An exact reproduction of the records is required, with all images left out.

Items from a data source

-- -- --

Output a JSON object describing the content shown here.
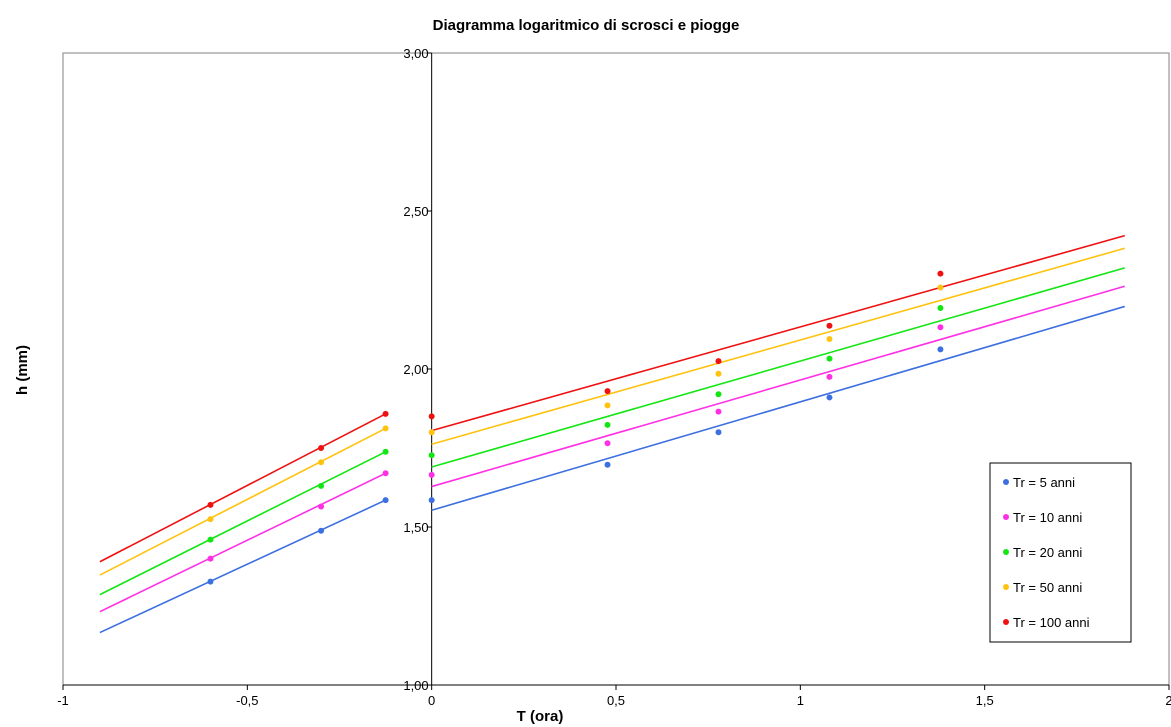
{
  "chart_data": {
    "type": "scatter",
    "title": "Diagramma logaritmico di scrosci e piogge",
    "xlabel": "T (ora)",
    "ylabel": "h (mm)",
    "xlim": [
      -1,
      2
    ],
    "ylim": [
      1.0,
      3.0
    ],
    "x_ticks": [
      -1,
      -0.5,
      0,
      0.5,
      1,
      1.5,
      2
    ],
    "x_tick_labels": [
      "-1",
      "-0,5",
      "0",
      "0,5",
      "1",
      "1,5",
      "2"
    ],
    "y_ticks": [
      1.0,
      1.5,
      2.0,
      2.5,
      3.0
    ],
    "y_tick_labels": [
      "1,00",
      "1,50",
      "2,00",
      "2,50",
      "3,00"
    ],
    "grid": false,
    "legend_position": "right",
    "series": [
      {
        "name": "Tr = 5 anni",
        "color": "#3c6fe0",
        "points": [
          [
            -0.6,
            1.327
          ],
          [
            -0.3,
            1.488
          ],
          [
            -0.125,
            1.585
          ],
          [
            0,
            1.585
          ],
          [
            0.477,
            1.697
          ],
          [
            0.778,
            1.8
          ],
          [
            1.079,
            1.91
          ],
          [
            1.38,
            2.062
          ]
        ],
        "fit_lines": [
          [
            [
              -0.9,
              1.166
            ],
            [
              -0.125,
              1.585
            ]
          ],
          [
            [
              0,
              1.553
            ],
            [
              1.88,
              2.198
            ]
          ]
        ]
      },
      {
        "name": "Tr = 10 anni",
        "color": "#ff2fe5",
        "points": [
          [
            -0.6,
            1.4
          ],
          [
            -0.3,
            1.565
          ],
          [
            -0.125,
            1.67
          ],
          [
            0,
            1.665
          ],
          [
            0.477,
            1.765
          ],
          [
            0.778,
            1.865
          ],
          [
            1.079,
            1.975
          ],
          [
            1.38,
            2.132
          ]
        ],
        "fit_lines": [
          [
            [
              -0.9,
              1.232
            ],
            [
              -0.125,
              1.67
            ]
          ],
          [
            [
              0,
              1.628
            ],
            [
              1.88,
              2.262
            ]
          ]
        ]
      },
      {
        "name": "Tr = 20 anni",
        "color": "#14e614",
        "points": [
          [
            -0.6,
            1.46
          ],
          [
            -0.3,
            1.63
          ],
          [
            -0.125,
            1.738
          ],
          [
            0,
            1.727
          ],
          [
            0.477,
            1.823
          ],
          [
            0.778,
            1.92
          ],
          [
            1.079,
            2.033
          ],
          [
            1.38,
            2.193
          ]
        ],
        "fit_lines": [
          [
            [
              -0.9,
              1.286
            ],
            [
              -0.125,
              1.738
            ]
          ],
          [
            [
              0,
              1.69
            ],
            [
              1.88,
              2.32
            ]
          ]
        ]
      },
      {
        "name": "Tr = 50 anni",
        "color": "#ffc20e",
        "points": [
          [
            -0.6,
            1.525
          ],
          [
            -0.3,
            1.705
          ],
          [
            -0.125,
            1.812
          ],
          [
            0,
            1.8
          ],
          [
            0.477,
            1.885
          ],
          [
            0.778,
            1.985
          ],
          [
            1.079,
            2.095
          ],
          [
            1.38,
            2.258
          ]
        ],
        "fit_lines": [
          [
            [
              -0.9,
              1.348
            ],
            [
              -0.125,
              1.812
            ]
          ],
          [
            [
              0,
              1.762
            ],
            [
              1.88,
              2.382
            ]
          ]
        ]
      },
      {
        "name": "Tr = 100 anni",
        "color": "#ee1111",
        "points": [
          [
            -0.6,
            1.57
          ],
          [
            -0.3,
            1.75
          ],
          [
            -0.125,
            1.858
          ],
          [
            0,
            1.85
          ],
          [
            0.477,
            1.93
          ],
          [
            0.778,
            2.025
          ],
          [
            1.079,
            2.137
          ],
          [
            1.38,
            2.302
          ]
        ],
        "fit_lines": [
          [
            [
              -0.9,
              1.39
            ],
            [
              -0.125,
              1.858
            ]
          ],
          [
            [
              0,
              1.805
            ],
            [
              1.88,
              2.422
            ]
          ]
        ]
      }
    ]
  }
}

-- -- --

FULL RESPONSE:
Output a JSON object describing the content shown here.
{
  "chart_data": {
    "type": "scatter",
    "title": "Diagramma logaritmico di scrosci e piogge",
    "xlabel": "T (ora)",
    "ylabel": "h (mm)",
    "xlim": [
      -1,
      2
    ],
    "ylim": [
      1.0,
      3.0
    ],
    "x_ticks": [
      -1,
      -0.5,
      0,
      0.5,
      1,
      1.5,
      2
    ],
    "x_tick_labels": [
      "-1",
      "-0,5",
      "0",
      "0,5",
      "1",
      "1,5",
      "2"
    ],
    "y_ticks": [
      1.0,
      1.5,
      2.0,
      2.5,
      3.0
    ],
    "y_tick_labels": [
      "1,00",
      "1,50",
      "2,00",
      "2,50",
      "3,00"
    ],
    "grid": false,
    "legend_position": "right",
    "series": [
      {
        "name": "Tr = 5 anni",
        "color": "#3c6fe0",
        "points": [
          [
            -0.6,
            1.327
          ],
          [
            -0.3,
            1.488
          ],
          [
            -0.125,
            1.585
          ],
          [
            0,
            1.585
          ],
          [
            0.477,
            1.697
          ],
          [
            0.778,
            1.8
          ],
          [
            1.079,
            1.91
          ],
          [
            1.38,
            2.062
          ]
        ],
        "fit_lines": [
          [
            [
              -0.9,
              1.166
            ],
            [
              -0.125,
              1.585
            ]
          ],
          [
            [
              0,
              1.553
            ],
            [
              1.88,
              2.198
            ]
          ]
        ]
      },
      {
        "name": "Tr = 10 anni",
        "color": "#ff2fe5",
        "points": [
          [
            -0.6,
            1.4
          ],
          [
            -0.3,
            1.565
          ],
          [
            -0.125,
            1.67
          ],
          [
            0,
            1.665
          ],
          [
            0.477,
            1.765
          ],
          [
            0.778,
            1.865
          ],
          [
            1.079,
            1.975
          ],
          [
            1.38,
            2.132
          ]
        ],
        "fit_lines": [
          [
            [
              -0.9,
              1.232
            ],
            [
              -0.125,
              1.67
            ]
          ],
          [
            [
              0,
              1.628
            ],
            [
              1.88,
              2.262
            ]
          ]
        ]
      },
      {
        "name": "Tr = 20 anni",
        "color": "#14e614",
        "points": [
          [
            -0.6,
            1.46
          ],
          [
            -0.3,
            1.63
          ],
          [
            -0.125,
            1.738
          ],
          [
            0,
            1.727
          ],
          [
            0.477,
            1.823
          ],
          [
            0.778,
            1.92
          ],
          [
            1.079,
            2.033
          ],
          [
            1.38,
            2.193
          ]
        ],
        "fit_lines": [
          [
            [
              -0.9,
              1.286
            ],
            [
              -0.125,
              1.738
            ]
          ],
          [
            [
              0,
              1.69
            ],
            [
              1.88,
              2.32
            ]
          ]
        ]
      },
      {
        "name": "Tr = 50 anni",
        "color": "#ffc20e",
        "points": [
          [
            -0.6,
            1.525
          ],
          [
            -0.3,
            1.705
          ],
          [
            -0.125,
            1.812
          ],
          [
            0,
            1.8
          ],
          [
            0.477,
            1.885
          ],
          [
            0.778,
            1.985
          ],
          [
            1.079,
            2.095
          ],
          [
            1.38,
            2.258
          ]
        ],
        "fit_lines": [
          [
            [
              -0.9,
              1.348
            ],
            [
              -0.125,
              1.812
            ]
          ],
          [
            [
              0,
              1.762
            ],
            [
              1.88,
              2.382
            ]
          ]
        ]
      },
      {
        "name": "Tr = 100 anni",
        "color": "#ee1111",
        "points": [
          [
            -0.6,
            1.57
          ],
          [
            -0.3,
            1.75
          ],
          [
            -0.125,
            1.858
          ],
          [
            0,
            1.85
          ],
          [
            0.477,
            1.93
          ],
          [
            0.778,
            2.025
          ],
          [
            1.079,
            2.137
          ],
          [
            1.38,
            2.302
          ]
        ],
        "fit_lines": [
          [
            [
              -0.9,
              1.39
            ],
            [
              -0.125,
              1.858
            ]
          ],
          [
            [
              0,
              1.805
            ],
            [
              1.88,
              2.422
            ]
          ]
        ]
      }
    ]
  }
}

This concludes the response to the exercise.